### DATA SUPPLIED
━━━━━━━━━━━━━━━━

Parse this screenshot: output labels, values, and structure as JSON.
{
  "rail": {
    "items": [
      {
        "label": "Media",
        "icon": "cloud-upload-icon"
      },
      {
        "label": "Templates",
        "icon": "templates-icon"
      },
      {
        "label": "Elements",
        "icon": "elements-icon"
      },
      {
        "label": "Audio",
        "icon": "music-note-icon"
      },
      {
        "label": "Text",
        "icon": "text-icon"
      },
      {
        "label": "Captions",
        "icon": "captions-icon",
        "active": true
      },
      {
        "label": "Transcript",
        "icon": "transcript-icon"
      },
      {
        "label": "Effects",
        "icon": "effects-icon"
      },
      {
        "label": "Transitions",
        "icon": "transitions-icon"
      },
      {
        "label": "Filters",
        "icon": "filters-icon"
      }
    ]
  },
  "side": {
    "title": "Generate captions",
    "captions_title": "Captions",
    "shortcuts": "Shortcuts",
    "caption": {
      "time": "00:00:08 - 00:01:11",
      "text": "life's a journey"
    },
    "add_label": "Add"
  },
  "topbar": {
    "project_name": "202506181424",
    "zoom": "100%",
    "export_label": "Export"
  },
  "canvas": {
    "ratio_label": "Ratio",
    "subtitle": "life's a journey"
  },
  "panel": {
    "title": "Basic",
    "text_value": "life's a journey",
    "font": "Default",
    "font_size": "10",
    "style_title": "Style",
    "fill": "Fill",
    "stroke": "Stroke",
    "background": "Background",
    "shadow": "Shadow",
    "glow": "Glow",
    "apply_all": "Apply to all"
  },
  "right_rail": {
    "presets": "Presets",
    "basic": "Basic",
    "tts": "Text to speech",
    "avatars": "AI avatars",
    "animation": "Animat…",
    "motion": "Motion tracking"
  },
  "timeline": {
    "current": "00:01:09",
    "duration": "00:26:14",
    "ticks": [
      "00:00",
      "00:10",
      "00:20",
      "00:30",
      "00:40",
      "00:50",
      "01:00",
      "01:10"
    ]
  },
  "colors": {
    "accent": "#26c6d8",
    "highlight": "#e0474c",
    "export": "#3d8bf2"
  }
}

━━━━━━━━━━━━━━━━

### STATED EXERCISE
Quote every record above exactly.

### SOLUTION TO THIS EXERCISE
Parse this screenshot: output labels, values, and structure as JSON.
{
  "rail": {
    "items": [
      {
        "label": "Media",
        "icon": "cloud-upload-icon"
      },
      {
        "label": "Templates",
        "icon": "templates-icon"
      },
      {
        "label": "Elements",
        "icon": "elements-icon"
      },
      {
        "label": "Audio",
        "icon": "music-note-icon"
      },
      {
        "label": "Text",
        "icon": "text-icon"
      },
      {
        "label": "Captions",
        "icon": "captions-icon",
        "active": true
      },
      {
        "label": "Transcript",
        "icon": "transcript-icon"
      },
      {
        "label": "Effects",
        "icon": "effects-icon"
      },
      {
        "label": "Transitions",
        "icon": "transitions-icon"
      },
      {
        "label": "Filters",
        "icon": "filters-icon"
      }
    ]
  },
  "side": {
    "title": "Generate captions",
    "captions_title": "Captions",
    "shortcuts": "Shortcuts",
    "caption": {
      "time": "00:00:08 - 00:01:11",
      "text": "life's a journey"
    },
    "add_label": "Add"
  },
  "topbar": {
    "project_name": "202506181424",
    "zoom": "100%",
    "export_label": "Export"
  },
  "canvas": {
    "ratio_label": "Ratio",
    "subtitle": "life's a journey"
  },
  "panel": {
    "title": "Basic",
    "text_value": "life's a journey",
    "font": "Default",
    "font_size": "10",
    "style_title": "Style",
    "fill": "Fill",
    "stroke": "Stroke",
    "background": "Background",
    "shadow": "Shadow",
    "glow": "Glow",
    "apply_all": "Apply to all"
  },
  "right_rail": {
    "presets": "Presets",
    "basic": "Basic",
    "tts": "Text to speech",
    "avatars": "AI avatars",
    "animation": "Animat…",
    "motion": "Motion tracking"
  },
  "timeline": {
    "current": "00:01:09",
    "duration": "00:26:14",
    "ticks": [
      "00:00",
      "00:10",
      "00:20",
      "00:30",
      "00:40",
      "00:50",
      "01:00",
      "01:10"
    ]
  },
  "colors": {
    "accent": "#26c6d8",
    "highlight": "#e0474c",
    "export": "#3d8bf2"
  }
}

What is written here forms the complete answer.